- **Text provided**
-=-=-
The weighted average fair value of options granted during the year was calculated using the Black-Scholes
option-pricing model with the following assumptions:
For the year ended February 28, 2004 March 1, 2003 March 2, 2002
Number of options granted (000’s) 1,574 956 2,978
Weighted average Black-Scholes value of each option $ 16.57 $ 8.58 $ 12.00
Assumptions:
Risk free interest rate 3.0% 4.5% 4.0%
Expected life in years 4.0 3.5 3.5
Expected dividend yield 0% 0% 0%
Volatility 70% 70% 75%
2. Adoption of Accounting Policies
(a) Stock-based compensation
In December 2002, the FASB issued SFAS 148,
Accounting for Stock-Based Compensation. SFAS
148 amends SFAS 123 to provide alternative
methods of transition for a voluntary change to the
fair value based method of accounting for stock-
based compensation. There was no effect on the
Company’s results of operations and financial
position for SFAS 148, as the Company has not yet
adopted the fair value based method.
(b) Derivative instruments
In May 2003, the FASB issued SFAS 149,
Amendment of Statement 133 on Derivative
Instruments and Hedging Activities. The statement
clarifies and amends accounting for derivative
instruments including certain derivative instruments
embedded in other contracts and for hedging activities
under SFAS 133. SFAS 149 is effective for contracts
entered into or modified after June 30, 2003. The
Company has determined that there was no effect
upon the adoption of SFAS 149.
(c) Financial instruments
In May 2003, the FASB issued SFAS 150,
Accounting for Certain Financial Instruments with
Characteristics of both Assets and Liabilities. SFAS
150 addresses the accounting for mandatory
redeemable shares, put options and forward
purchase contracts of the Company’s shares, and
instruments that are liabilities under this Statement
that can be settled for shares. This standard is
effective for all financial instruments entered into or
modified after May 31, 2003, and is otherwise
effective for the first interim period beginning after
June 15, 2003. There was no effect on the
Company’s results of operations and financial
position upon the adoption of SFAS 150.
-=-=-
- **Record set**
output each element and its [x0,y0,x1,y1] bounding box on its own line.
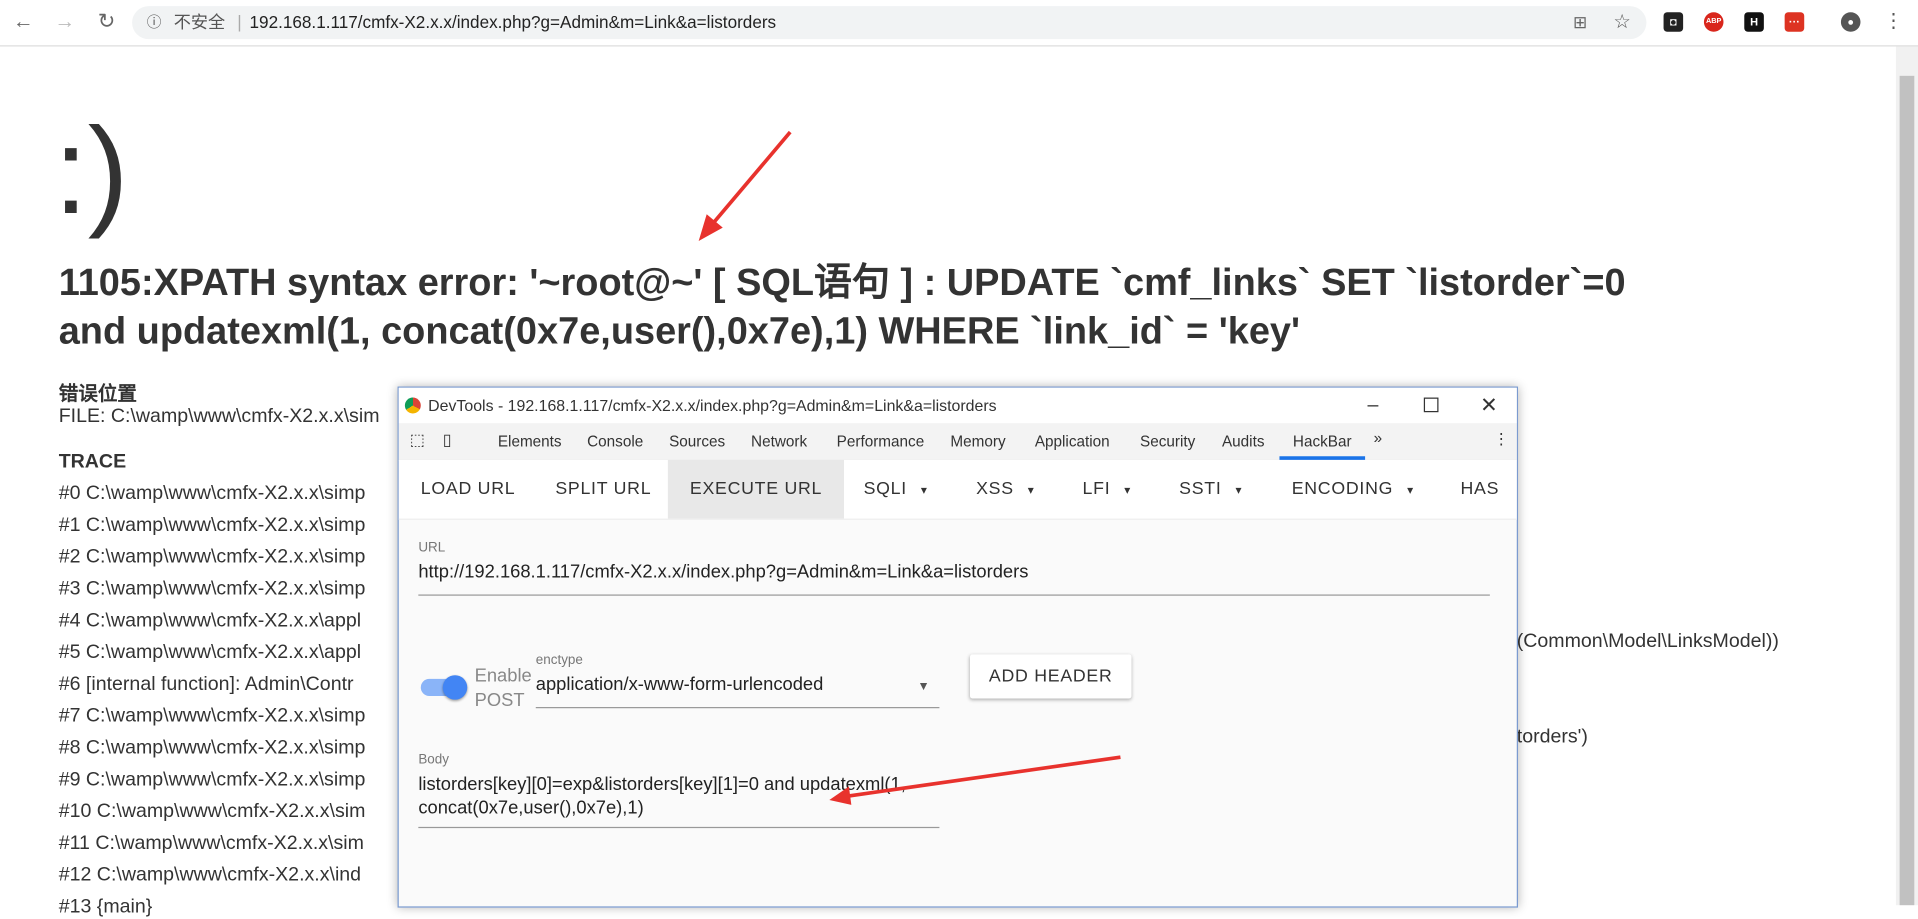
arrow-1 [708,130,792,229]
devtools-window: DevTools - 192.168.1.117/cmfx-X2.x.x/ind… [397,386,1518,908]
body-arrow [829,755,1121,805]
-=-=-
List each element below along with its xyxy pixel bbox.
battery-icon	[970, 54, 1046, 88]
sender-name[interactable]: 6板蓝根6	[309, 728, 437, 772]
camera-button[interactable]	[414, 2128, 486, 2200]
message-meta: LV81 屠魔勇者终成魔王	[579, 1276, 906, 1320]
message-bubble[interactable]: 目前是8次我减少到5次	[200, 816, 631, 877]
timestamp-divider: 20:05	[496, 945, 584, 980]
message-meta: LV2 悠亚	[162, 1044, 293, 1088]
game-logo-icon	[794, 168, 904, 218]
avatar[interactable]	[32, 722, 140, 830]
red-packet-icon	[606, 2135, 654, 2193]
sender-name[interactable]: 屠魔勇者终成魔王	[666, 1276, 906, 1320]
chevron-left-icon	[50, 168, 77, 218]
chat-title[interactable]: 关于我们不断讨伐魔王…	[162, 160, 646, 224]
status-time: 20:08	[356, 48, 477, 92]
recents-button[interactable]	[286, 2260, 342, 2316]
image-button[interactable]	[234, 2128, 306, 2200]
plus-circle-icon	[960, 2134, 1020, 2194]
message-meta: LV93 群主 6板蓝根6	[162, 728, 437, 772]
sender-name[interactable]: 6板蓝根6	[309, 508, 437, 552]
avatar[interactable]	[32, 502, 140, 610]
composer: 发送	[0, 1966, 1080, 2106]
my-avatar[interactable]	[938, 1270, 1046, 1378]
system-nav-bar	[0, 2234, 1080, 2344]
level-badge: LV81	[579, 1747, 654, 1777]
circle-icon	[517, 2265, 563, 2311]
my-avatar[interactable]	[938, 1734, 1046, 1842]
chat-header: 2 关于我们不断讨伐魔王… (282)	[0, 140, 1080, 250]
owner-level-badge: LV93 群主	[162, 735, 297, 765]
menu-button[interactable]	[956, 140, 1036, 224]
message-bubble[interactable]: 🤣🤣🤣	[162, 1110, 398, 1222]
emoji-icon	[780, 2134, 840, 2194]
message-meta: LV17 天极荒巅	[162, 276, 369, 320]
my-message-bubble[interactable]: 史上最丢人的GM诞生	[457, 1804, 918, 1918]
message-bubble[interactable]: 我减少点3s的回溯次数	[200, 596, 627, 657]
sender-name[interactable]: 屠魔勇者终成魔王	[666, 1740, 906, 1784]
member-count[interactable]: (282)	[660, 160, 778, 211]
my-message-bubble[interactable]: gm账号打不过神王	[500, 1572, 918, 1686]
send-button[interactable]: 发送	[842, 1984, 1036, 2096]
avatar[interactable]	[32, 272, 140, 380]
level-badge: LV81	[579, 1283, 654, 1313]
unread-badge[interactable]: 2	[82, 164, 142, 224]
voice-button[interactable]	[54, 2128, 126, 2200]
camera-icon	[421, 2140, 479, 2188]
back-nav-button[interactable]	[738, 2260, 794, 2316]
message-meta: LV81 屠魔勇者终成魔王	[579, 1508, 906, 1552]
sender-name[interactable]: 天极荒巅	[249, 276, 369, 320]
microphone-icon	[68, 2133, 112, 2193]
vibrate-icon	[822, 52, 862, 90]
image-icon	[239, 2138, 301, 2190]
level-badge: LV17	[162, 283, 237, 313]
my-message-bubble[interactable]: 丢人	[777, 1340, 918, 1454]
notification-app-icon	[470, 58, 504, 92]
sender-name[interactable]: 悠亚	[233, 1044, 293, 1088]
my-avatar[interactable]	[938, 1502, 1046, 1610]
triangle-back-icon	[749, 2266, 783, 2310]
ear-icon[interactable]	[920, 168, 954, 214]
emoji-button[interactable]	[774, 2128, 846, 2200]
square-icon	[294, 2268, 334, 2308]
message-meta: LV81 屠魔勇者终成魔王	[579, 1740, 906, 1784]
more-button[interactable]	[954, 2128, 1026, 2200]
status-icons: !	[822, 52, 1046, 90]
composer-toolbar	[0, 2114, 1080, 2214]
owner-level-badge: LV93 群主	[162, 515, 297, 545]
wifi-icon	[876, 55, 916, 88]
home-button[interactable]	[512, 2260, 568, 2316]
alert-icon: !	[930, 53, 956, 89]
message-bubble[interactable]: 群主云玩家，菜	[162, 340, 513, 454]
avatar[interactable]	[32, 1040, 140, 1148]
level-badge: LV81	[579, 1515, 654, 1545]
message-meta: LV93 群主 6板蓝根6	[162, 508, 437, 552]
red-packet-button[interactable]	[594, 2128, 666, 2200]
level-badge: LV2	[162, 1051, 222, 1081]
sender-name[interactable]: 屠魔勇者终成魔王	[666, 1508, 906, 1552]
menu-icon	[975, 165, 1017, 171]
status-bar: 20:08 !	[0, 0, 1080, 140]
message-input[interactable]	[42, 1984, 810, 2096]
-=-=-
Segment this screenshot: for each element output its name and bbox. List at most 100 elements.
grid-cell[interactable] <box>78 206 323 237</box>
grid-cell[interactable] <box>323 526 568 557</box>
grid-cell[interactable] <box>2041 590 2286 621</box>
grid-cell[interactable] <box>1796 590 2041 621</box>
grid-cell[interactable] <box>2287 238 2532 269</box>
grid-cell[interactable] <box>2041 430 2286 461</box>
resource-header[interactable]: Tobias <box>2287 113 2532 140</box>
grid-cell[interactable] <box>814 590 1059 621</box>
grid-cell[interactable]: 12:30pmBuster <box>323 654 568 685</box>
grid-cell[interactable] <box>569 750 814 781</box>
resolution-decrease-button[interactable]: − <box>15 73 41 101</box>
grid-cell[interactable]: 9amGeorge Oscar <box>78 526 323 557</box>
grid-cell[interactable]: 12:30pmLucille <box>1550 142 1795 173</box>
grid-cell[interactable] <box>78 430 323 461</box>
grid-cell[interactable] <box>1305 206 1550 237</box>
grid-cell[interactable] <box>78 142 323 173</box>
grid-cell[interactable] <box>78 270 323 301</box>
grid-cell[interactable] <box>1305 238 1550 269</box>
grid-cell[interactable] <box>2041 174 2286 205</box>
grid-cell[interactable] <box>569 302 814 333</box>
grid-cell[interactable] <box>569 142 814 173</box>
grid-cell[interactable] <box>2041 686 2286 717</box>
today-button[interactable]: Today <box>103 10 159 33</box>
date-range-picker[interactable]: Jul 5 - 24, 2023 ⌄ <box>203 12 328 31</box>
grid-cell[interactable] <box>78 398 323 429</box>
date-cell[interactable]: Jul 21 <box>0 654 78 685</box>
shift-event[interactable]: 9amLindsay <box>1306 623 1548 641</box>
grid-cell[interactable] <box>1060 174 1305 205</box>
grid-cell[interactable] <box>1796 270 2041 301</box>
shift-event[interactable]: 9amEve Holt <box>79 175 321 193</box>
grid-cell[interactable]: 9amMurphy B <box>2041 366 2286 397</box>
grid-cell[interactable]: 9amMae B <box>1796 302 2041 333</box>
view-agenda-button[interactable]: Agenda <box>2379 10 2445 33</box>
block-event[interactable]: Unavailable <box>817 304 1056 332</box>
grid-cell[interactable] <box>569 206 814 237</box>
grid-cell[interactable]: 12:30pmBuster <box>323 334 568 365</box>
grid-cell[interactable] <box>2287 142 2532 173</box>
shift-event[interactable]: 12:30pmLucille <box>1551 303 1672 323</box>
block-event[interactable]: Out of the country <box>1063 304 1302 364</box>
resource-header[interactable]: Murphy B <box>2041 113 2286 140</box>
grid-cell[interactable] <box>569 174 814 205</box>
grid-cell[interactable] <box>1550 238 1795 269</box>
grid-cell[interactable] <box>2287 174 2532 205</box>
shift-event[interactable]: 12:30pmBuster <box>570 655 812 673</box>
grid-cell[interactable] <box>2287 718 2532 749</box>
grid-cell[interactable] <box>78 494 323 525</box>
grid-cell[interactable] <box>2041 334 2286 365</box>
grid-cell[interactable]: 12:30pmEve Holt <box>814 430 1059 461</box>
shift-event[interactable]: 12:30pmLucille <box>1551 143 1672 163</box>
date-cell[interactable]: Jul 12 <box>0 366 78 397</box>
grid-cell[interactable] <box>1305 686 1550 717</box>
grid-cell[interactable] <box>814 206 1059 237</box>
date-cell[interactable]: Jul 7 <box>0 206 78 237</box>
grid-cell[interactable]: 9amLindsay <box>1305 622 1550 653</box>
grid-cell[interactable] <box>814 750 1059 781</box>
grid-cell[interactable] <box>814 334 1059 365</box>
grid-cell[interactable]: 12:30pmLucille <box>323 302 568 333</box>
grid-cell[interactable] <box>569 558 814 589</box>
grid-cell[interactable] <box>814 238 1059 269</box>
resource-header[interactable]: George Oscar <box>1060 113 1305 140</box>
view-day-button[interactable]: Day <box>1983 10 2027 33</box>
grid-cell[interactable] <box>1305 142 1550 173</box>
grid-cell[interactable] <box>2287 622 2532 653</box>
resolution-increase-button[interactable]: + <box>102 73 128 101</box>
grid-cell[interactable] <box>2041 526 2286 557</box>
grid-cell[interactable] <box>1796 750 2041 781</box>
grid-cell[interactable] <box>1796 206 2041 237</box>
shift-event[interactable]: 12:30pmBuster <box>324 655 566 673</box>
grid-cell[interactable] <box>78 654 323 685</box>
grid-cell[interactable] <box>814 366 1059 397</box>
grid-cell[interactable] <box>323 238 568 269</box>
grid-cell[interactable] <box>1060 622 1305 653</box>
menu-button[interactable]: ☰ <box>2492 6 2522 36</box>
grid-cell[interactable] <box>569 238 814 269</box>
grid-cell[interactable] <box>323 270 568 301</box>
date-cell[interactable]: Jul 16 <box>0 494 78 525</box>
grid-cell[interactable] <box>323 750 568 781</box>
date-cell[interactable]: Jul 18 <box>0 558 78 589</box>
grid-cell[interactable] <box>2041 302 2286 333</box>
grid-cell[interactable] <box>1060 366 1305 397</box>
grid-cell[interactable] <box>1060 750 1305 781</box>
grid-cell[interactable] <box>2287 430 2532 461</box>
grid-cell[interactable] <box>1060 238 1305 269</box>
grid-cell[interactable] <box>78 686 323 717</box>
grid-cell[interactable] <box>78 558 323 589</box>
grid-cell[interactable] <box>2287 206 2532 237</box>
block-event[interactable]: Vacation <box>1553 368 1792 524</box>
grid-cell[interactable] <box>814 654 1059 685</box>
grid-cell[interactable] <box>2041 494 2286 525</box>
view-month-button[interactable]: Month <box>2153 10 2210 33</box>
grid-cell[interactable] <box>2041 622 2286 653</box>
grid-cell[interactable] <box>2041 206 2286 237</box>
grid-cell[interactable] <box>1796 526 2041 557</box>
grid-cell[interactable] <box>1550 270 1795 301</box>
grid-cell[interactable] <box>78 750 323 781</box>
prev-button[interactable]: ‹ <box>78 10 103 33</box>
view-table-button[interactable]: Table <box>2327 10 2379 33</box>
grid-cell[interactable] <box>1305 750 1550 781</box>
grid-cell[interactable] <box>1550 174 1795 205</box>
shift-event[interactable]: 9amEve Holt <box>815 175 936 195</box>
-=-=-
- **Goals**
A - From the accounting policies text, quote the passage that begins with the words "(b) Derivative instruments" and ends after the words "of SFAS 149.".
B - Please print the lines of the entries that begin with the line containing "output each element" and end with the line containing "body-arrow [829,755,1121,805]", including both. Leave out the picture.

- **Answer list**
A -
(b) Derivative instruments
In May 2003, the FASB issued SFAS 149,
Amendment of Statement 133 on Derivative
Instruments and Hedging Activities. The statement
clarifies and amends accounting for derivative
instruments including certain derivative instruments
embedded in other contracts and for hedging activities
under SFAS 133. SFAS 149 is effective for contracts
entered into or modified after June 30, 2003. The
Company has determined that there was no effect
upon the adoption of SFAS 149.

B -
output each element and its [x0,y0,x1,y1] bounding box on its own line.
arrow-1 [708,130,792,229]
devtools-window: DevTools - 192.168.1.117/cmfx-X2.x.x/ind… [397,386,1518,908]
body-arrow [829,755,1121,805]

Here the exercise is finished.